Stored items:
● ● ●

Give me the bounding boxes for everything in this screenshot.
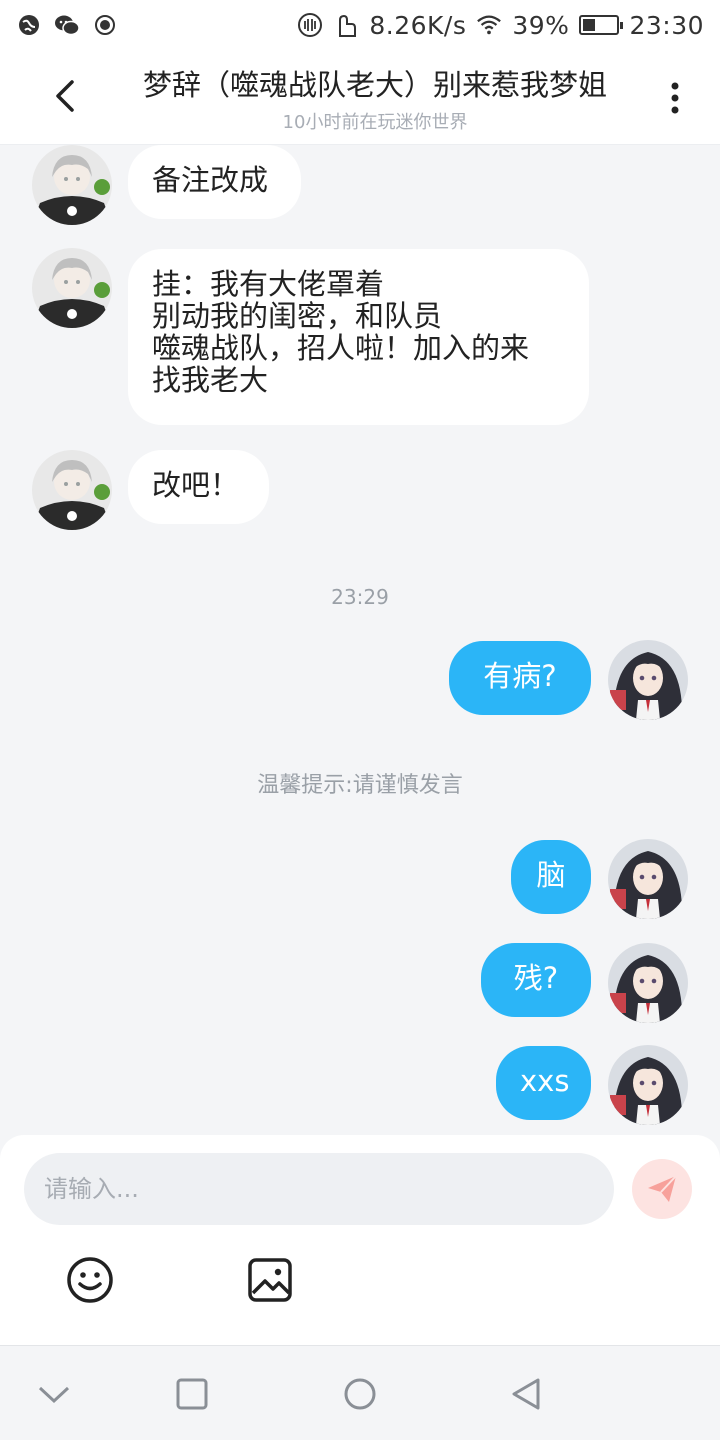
- system-nav-bar: [0, 1345, 720, 1440]
- message-line: 噬魂战队，招人啦！加入的来: [152, 331, 530, 365]
- message-line: 别动我的闺密，和队员: [152, 299, 443, 333]
- battery-percent: 39%: [512, 10, 570, 40]
- clock: 23:30: [629, 10, 704, 40]
- vibrate-icon: [297, 12, 323, 38]
- paper-plane-icon: [648, 1175, 677, 1202]
- battery-icon: [579, 15, 624, 35]
- nav-recents-button[interactable]: [174, 1376, 210, 1412]
- chevron-down-icon: [38, 1386, 70, 1404]
- chat-title: 梦辞（噬魂战队老大）别来惹我梦姐: [142, 68, 607, 102]
- triangle-back-icon: [512, 1378, 540, 1410]
- message-bubble-outgoing[interactable]: 有病?: [449, 641, 591, 715]
- message-composer: [0, 1135, 720, 1345]
- status-bar: 8.26K/s 39% 23:30: [0, 0, 720, 50]
- network-speed: 8.26K/s: [369, 10, 467, 40]
- contact-avatar[interactable]: [32, 450, 112, 530]
- message-input[interactable]: [24, 1153, 614, 1225]
- message-text: 备注改成: [152, 163, 269, 197]
- message-text: 有病?: [483, 659, 557, 693]
- message-text: 脑: [536, 858, 566, 892]
- message-timestamp: 23:29: [331, 585, 389, 609]
- my-avatar[interactable]: [608, 839, 688, 919]
- message-line: 挂：我有大佬罩着: [152, 267, 385, 301]
- message-bubble-incoming[interactable]: 备注改成: [128, 145, 301, 219]
- contact-avatar[interactable]: [32, 145, 112, 225]
- message-bubble-outgoing[interactable]: 残?: [481, 943, 591, 1017]
- wifi-icon: [476, 12, 502, 38]
- my-avatar[interactable]: [608, 640, 688, 720]
- message-text: xxs: [520, 1064, 570, 1098]
- safety-tip: 温馨提示:请谨慎发言: [257, 773, 463, 798]
- contact-avatar[interactable]: [32, 248, 112, 328]
- chevron-left-icon: [56, 80, 74, 112]
- message-bubble-incoming[interactable]: 改吧！: [128, 450, 269, 524]
- emoji-button[interactable]: [65, 1255, 115, 1305]
- message-text: 残?: [513, 961, 559, 995]
- more-button[interactable]: [660, 78, 690, 118]
- my-avatar[interactable]: [608, 943, 688, 1023]
- image-icon: [248, 1258, 292, 1302]
- record-icon: [92, 12, 118, 38]
- message-bubble-outgoing[interactable]: 脑: [511, 840, 591, 914]
- chat-subtitle: 10小时前在玩迷你世界: [282, 112, 468, 133]
- square-icon: [176, 1378, 208, 1410]
- send-button[interactable]: [632, 1159, 692, 1219]
- chat-header: 梦辞（噬魂战队老大）别来惹我梦姐 10小时前在玩迷你世界: [0, 50, 720, 145]
- wechat-icon: [54, 12, 80, 38]
- message-line: 找我老大: [152, 363, 269, 397]
- nav-collapse-button[interactable]: [36, 1376, 72, 1412]
- nav-back-button[interactable]: [508, 1376, 544, 1412]
- message-text: 改吧！: [152, 468, 240, 502]
- globe-icon: [16, 12, 42, 38]
- message-bubble-outgoing[interactable]: xxs: [496, 1046, 591, 1120]
- gesture-icon: [333, 12, 359, 38]
- more-vertical-icon: [671, 82, 679, 114]
- my-avatar[interactable]: [608, 1045, 688, 1125]
- back-button[interactable]: [44, 74, 88, 118]
- message-bubble-incoming[interactable]: 挂：我有大佬罩着 别动我的闺密，和队员 噬魂战队，招人啦！加入的来 找我老大: [128, 249, 589, 425]
- nav-home-button[interactable]: [342, 1376, 378, 1412]
- smiley-icon: [67, 1257, 113, 1303]
- circle-icon: [344, 1378, 376, 1410]
- image-button[interactable]: [245, 1255, 295, 1305]
- message-list: 备注改成 挂：我有大佬罩着 别动我的闺密，和队员 噬魂战队，招人啦！加入的来 找…: [0, 145, 720, 1135]
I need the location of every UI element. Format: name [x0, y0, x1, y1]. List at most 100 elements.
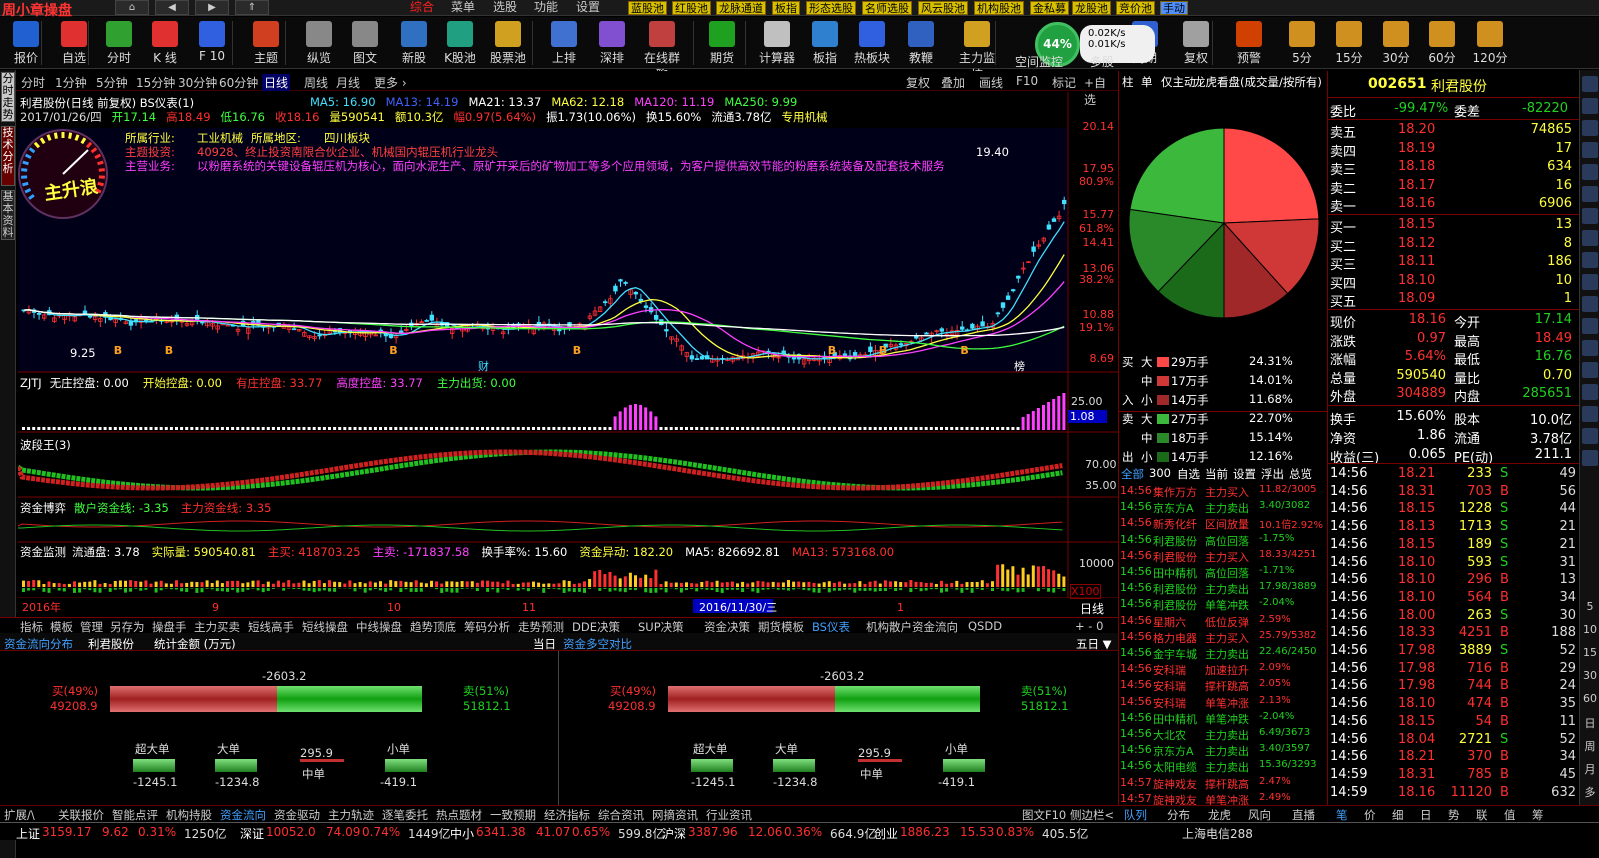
side-tool-icon[interactable] — [1582, 428, 1598, 444]
bottom-tab-12[interactable]: 网摘资讯 — [652, 807, 698, 823]
index-name[interactable]: 中小 — [450, 825, 474, 842]
side-period-3[interactable]: 30 — [1582, 669, 1598, 682]
bottom-tab-13[interactable]: 行业资讯 — [706, 807, 752, 823]
quote-tab-3[interactable]: 日 — [1420, 807, 1432, 823]
index-name[interactable]: 沪深 — [662, 825, 686, 842]
bottom-tab-2[interactable]: 智能点评 — [112, 807, 158, 823]
side-tab-3[interactable]: 分布 — [1167, 807, 1190, 823]
news-stock[interactable]: 集作万方 — [1153, 484, 1197, 500]
index-name[interactable]: 深证 — [240, 825, 264, 842]
index-name[interactable]: 创业 — [874, 825, 898, 842]
news-stock[interactable]: 利君股份 — [1153, 549, 1197, 565]
news-stock[interactable]: 利君股份 — [1153, 533, 1197, 549]
news-stock[interactable]: 利君股份 — [1153, 597, 1197, 613]
side-period-6[interactable]: 周 — [1582, 738, 1598, 754]
tool-13[interactable]: 在线群聊 — [640, 19, 684, 82]
news-stock[interactable]: 格力电器 — [1153, 630, 1197, 646]
pool-tag-8[interactable]: 金私募 — [1030, 1, 1069, 15]
news-stock[interactable]: 太阳电缆 — [1153, 759, 1197, 775]
bottom-tab-5[interactable]: 资金驱动 — [274, 807, 320, 823]
tool-18[interactable]: 教鞭 — [899, 19, 943, 69]
side-tool-icon[interactable] — [1582, 274, 1598, 290]
pool-tag-7[interactable]: 机构股池 — [974, 1, 1024, 15]
tool-space-monitor[interactable]: 空间监控 — [1015, 53, 1063, 70]
news-tab-0[interactable]: 全部 — [1121, 466, 1144, 482]
tool-17[interactable]: 热板块 — [850, 19, 894, 69]
side-tool-icon[interactable] — [1582, 318, 1598, 334]
news-stock[interactable]: 田中精机 — [1153, 711, 1197, 727]
bottom-tab-1[interactable]: 关联报价 — [58, 807, 104, 823]
menu-2[interactable]: 选股 — [493, 0, 517, 15]
pool-tag-10[interactable]: 竞价池 — [1116, 1, 1155, 15]
pool-tag-0[interactable]: 蓝股池 — [628, 1, 667, 15]
side-period-0[interactable]: 5 — [1582, 600, 1598, 613]
news-stock[interactable]: 旋神戏友 — [1153, 776, 1197, 792]
news-stock[interactable]: 京东方A — [1153, 500, 1194, 516]
side-tab-4[interactable]: 龙虎 — [1208, 807, 1231, 823]
tool-11[interactable]: 上排 — [542, 19, 586, 69]
tool-29[interactable]: 120分 — [1468, 19, 1512, 69]
chart-tool-2[interactable]: 画线 — [979, 74, 1003, 91]
chart-tool-3[interactable]: F10 — [1016, 74, 1038, 88]
news-tab-4[interactable]: 设置 — [1233, 466, 1256, 482]
side-tool-icon[interactable] — [1582, 208, 1598, 224]
zoom-in-button[interactable]: + - 0 — [1075, 619, 1103, 633]
flow-compare-period[interactable]: 五日 ▼ — [1076, 636, 1112, 652]
bottom-tab-8[interactable]: 热点题材 — [436, 807, 482, 823]
side-period-4[interactable]: 60 — [1582, 692, 1598, 705]
news-stock[interactable]: 利君股份 — [1153, 581, 1197, 597]
pool-tag-11[interactable]: 手动 — [1160, 1, 1188, 15]
tab-fundamental[interactable]: 基本资料 — [1, 190, 15, 240]
bottom-tab-11[interactable]: 综合资讯 — [598, 807, 644, 823]
flow-period[interactable]: 当日 — [533, 636, 556, 652]
tool-26[interactable]: 15分 — [1327, 19, 1371, 69]
bottom-tab-0[interactable]: 扩展/\ — [4, 807, 35, 823]
side-tool-icon[interactable] — [1582, 340, 1598, 356]
side-tool-icon[interactable] — [1582, 406, 1598, 422]
period-0[interactable]: 分时 — [21, 74, 45, 91]
tool-6[interactable]: 纵览 — [297, 19, 341, 69]
tool-14[interactable]: 期货 — [700, 19, 744, 69]
pool-tag-5[interactable]: 名师选股 — [862, 1, 912, 15]
news-tab-1[interactable]: 300 — [1149, 466, 1171, 480]
bottom-tab-4[interactable]: 资金流向 — [220, 807, 266, 823]
pool-tag-1[interactable]: 红股池 — [672, 1, 711, 15]
side-tool-icon[interactable] — [1582, 142, 1598, 158]
tool-9[interactable]: K股池 — [438, 19, 482, 69]
menu-1[interactable]: 菜单 — [451, 0, 475, 15]
side-tool-icon[interactable] — [1582, 296, 1598, 312]
pool-tag-9[interactable]: 龙股池 — [1072, 1, 1111, 15]
bottom-tab-7[interactable]: 逐笔委托 — [382, 807, 428, 823]
period-6[interactable]: 日线 — [262, 74, 291, 91]
bottom-tab-10[interactable]: 经济指标 — [544, 807, 590, 823]
bottom-tab-9[interactable]: 一致预期 — [490, 807, 536, 823]
tool-12[interactable]: 深排 — [590, 19, 634, 69]
quote-tab-2[interactable]: 细 — [1392, 807, 1404, 823]
side-tab-2[interactable]: 队列 — [1124, 807, 1147, 823]
quote-tab-7[interactable]: 筹 — [1532, 807, 1544, 823]
quote-tab-6[interactable]: 值 — [1504, 807, 1516, 823]
pool-tag-6[interactable]: 风云股池 — [918, 1, 968, 15]
tool-19[interactable]: 主力监控 — [955, 19, 999, 82]
period-8[interactable]: 月线 — [336, 74, 360, 91]
side-tool-icon[interactable] — [1582, 450, 1598, 466]
chart-tool-1[interactable]: 叠加 — [941, 74, 965, 91]
side-tool-icon[interactable] — [1582, 120, 1598, 136]
quote-tab-5[interactable]: 联 — [1476, 807, 1488, 823]
pool-tag-2[interactable]: 龙脉通道 — [716, 1, 766, 15]
period-9[interactable]: 更多 › — [374, 74, 407, 91]
side-tool-icon[interactable] — [1582, 230, 1598, 246]
menu-0[interactable]: 综合 — [410, 0, 434, 15]
dt-header-2[interactable]: 仅主动 — [1161, 74, 1196, 90]
period-1[interactable]: 1分钟 — [55, 74, 87, 91]
tool-15[interactable]: 计算器 — [755, 19, 799, 69]
side-period-1[interactable]: 10 — [1582, 623, 1598, 636]
back-icon[interactable]: ◀ — [155, 0, 189, 15]
side-tool-icon[interactable] — [1582, 384, 1598, 400]
quote-tab-1[interactable]: 价 — [1364, 807, 1376, 823]
menu-4[interactable]: 设置 — [576, 0, 600, 15]
dt-header-3[interactable]: 龙虎看盘(成交量/按所有) — [1194, 74, 1322, 90]
chart-tool-0[interactable]: 复权 — [906, 74, 930, 91]
tool-5[interactable]: 主题 — [244, 19, 288, 69]
home-icon[interactable]: ⌂ — [115, 0, 149, 15]
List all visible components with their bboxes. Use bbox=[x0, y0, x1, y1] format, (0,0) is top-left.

● ● ●

### REQUIRED TASK
Print the lines from the one holding "- system-nav-bar: [0, 1345, 720, 1440]" to the one holding "- message-text: xxs: [520, 1064, 570, 1098]", both included, keeping them exactly the same.

### RIGHT ANSWER
- system-nav-bar: [0, 1345, 720, 1440]
- message-line: 噬魂战队，招人啦！加入的来: [152, 331, 530, 365]
- message-line: 别动我的闺密，和队员: [152, 299, 443, 333]
- battery-percent: 39%: [512, 10, 570, 40]
- clock: 23:30: [629, 10, 704, 40]
- vibrate-icon: [297, 12, 323, 38]
- paper-plane-icon: [648, 1175, 677, 1202]
- battery-icon: [579, 15, 624, 35]
- nav-recents-button[interactable]: [174, 1376, 210, 1412]
- chevron-down-icon: [38, 1386, 70, 1404]
- chat-title: 梦辞（噬魂战队老大）别来惹我梦姐: [142, 68, 607, 102]
- triangle-back-icon: [512, 1378, 540, 1410]
- message-bubble-outgoing[interactable]: 有病?: [449, 641, 591, 715]
- message-composer: [0, 1135, 720, 1345]
- status-bar: 8.26K/s 39% 23:30: [0, 0, 720, 50]
- network-speed: 8.26K/s: [369, 10, 467, 40]
- contact-avatar[interactable]: [32, 450, 112, 530]
- message-input[interactable]: [24, 1153, 614, 1225]
- message-text: 备注改成: [152, 163, 269, 197]
- message-text: 有病?: [483, 659, 557, 693]
- message-text: 脑: [536, 858, 566, 892]
- message-timestamp: 23:29: [331, 585, 389, 609]
- my-avatar[interactable]: [608, 839, 688, 919]
- message-line: 挂：我有大佬罩着: [152, 267, 385, 301]
- message-bubble-incoming[interactable]: 备注改成: [128, 145, 301, 219]
- contact-avatar[interactable]: [32, 145, 112, 225]
- message-bubble-outgoing[interactable]: 残?: [481, 943, 591, 1017]
- wifi-icon: [476, 12, 502, 38]
- my-avatar[interactable]: [608, 640, 688, 720]
- message-text: xxs: [520, 1064, 570, 1098]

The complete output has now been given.